§ YOUR TASK:
Filter these entries, keeping only lines that hold the word "December".

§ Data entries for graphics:

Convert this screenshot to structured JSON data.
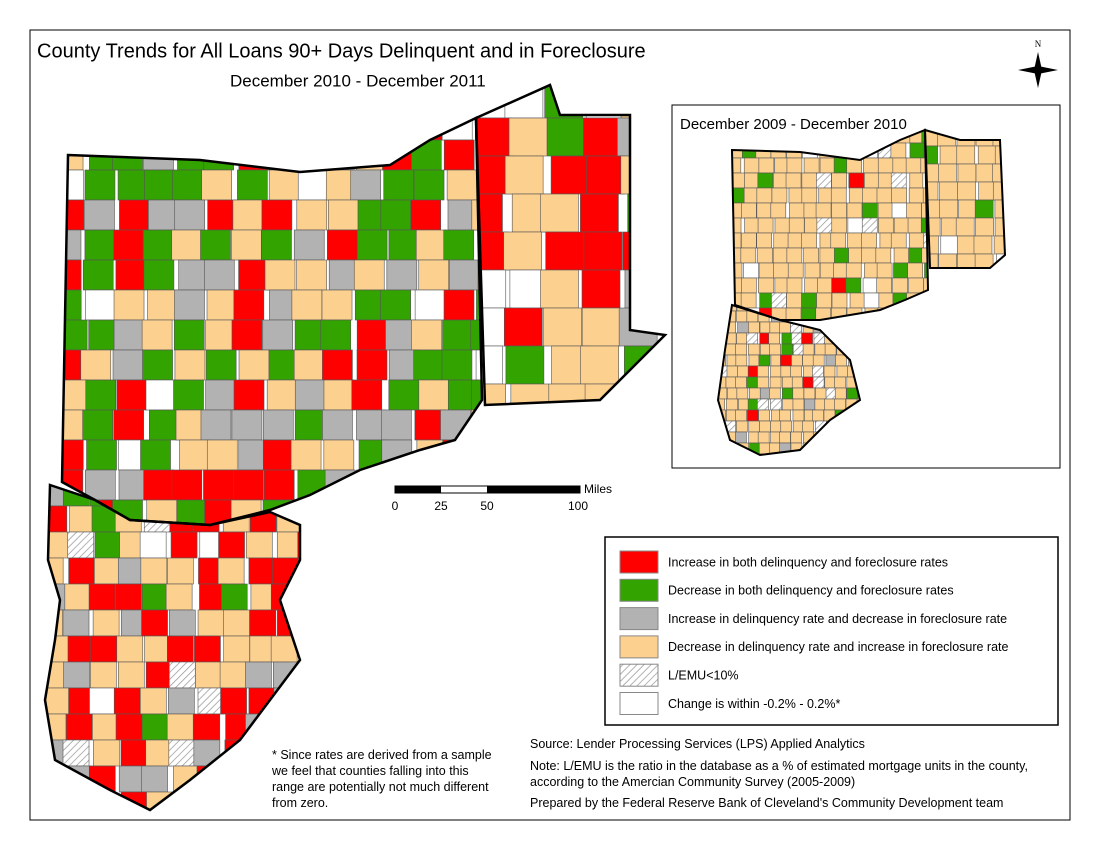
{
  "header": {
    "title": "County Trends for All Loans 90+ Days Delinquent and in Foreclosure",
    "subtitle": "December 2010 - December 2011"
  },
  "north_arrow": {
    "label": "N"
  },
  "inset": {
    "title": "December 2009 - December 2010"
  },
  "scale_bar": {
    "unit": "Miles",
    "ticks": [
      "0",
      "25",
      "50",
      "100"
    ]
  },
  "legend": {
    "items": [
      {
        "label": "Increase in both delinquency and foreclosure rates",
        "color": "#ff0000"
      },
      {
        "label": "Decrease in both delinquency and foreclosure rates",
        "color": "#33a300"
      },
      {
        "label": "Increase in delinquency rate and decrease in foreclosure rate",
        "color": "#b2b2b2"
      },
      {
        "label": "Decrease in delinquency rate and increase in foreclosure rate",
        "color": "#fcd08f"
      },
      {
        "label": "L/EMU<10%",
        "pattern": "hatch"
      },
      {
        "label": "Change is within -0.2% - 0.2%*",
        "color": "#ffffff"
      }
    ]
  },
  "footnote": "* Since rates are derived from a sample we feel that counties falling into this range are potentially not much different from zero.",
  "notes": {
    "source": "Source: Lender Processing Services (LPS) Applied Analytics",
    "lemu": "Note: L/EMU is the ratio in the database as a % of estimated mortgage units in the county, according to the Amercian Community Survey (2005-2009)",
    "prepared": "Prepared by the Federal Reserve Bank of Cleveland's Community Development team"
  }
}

§ TASK SOLUTION:
    "subtitle": "December 2010 - December 2011"
    "title": "December 2009 - December 2010"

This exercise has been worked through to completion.